• Aim of the exercise:
Which lines in the records below contain the word "confirm"? Copy each of them.

• Given records:
-- -- --

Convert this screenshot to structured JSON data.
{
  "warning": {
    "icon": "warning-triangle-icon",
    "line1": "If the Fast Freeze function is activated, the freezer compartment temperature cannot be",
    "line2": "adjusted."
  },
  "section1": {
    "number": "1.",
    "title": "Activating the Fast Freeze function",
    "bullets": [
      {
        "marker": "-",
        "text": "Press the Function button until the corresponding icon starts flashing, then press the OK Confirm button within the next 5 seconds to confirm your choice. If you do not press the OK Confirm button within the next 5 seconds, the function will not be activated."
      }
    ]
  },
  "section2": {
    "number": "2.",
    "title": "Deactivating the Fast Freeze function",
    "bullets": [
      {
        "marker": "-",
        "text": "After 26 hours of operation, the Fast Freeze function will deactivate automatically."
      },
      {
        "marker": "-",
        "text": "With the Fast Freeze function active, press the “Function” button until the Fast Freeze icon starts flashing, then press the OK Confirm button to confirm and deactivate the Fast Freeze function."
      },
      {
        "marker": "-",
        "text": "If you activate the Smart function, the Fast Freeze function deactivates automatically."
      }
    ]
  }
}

-- -- --

• Complete response:
        "text": "Press the Function button until the corresponding icon starts flashing, then press the OK Confirm button within the next 5 seconds to confirm your choice. If you do not press the OK Confirm button within the next 5 seconds, the function will not be activated."
        "text": "With the Fast Freeze function active, press the “Function” button until the Fast Freeze icon starts flashing, then press the OK Confirm button to confirm and deactivate the Fast Freeze function."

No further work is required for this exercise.